DESCRIPTION OF THE TASK ▸
Output all the data exactly. Pictures do not belong in the copy.

DATA FOR THE TASK ▸
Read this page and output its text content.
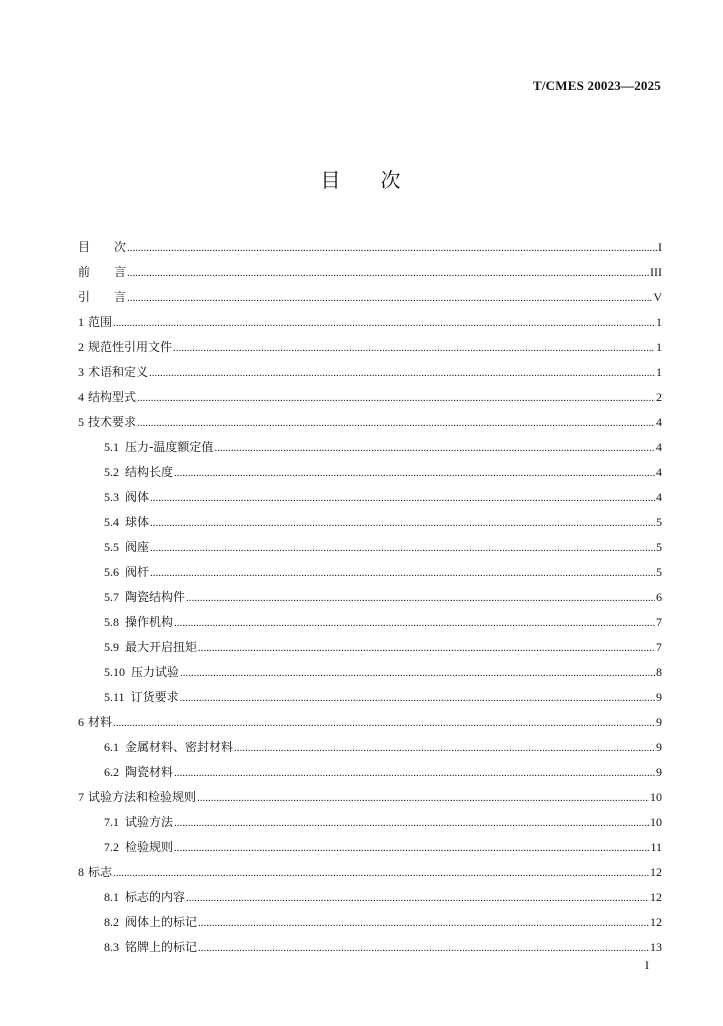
T/CMES 20023—2025
目 次
目　　次 .....	I
前　　言 .....	III
引　　言 .....	V
1 范围 .....	1
2 规范性引用文件 .....	1
3 术语和定义 .....	1
4 结构型式 .....	2
5 技术要求 .....	4
5.1 压力-温度额定值 .....	4
5.2 结构长度 .....	4
5.3 阀体 .....	4
5.4 球体 .....	5
5.5 阀座 .....	5
5.6 阀杆 .....	5
5.7 陶瓷结构件 .....	6
5.8 操作机构 .....	7
5.9 最大开启扭矩 .....	7
5.10 压力试验 .....	8
5.11 订货要求 .....	9
6 材料 .....	9
6.1 金属材料、密封材料 .....	9
6.2 陶瓷材料 .....	9
7 试验方法和检验规则 .....	10
7.1 试验方法 .....	10
7.2 检验规则 .....	11
8 标志 .....	12
8.1 标志的内容 .....	12
8.2 阀体上的标记 .....	12
8.3 铭牌上的标记 .....	13
I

EXERCISE RESPONSE ▸
Read this page and output its text content.
T/CMES 20023—2025
目 次
目　　次 .....	I
前　　言 .....	III
引　　言 .....	V
1 范围 .....	1
2 规范性引用文件 .....	1
3 术语和定义 .....	1
4 结构型式 .....	2
5 技术要求 .....	4
5.1 压力-温度额定值 .....	4
5.2 结构长度 .....	4
5.3 阀体 .....	4
5.4 球体 .....	5
5.5 阀座 .....	5
5.6 阀杆 .....	5
5.7 陶瓷结构件 .....	6
5.8 操作机构 .....	7
5.9 最大开启扭矩 .....	7
5.10 压力试验 .....	8
5.11 订货要求 .....	9
6 材料 .....	9
6.1 金属材料、密封材料 .....	9
6.2 陶瓷材料 .....	9
7 试验方法和检验规则 .....	10
7.1 试验方法 .....	10
7.2 检验规则 .....	11
8 标志 .....	12
8.1 标志的内容 .....	12
8.2 阀体上的标记 .....	12
8.3 铭牌上的标记 .....	13
I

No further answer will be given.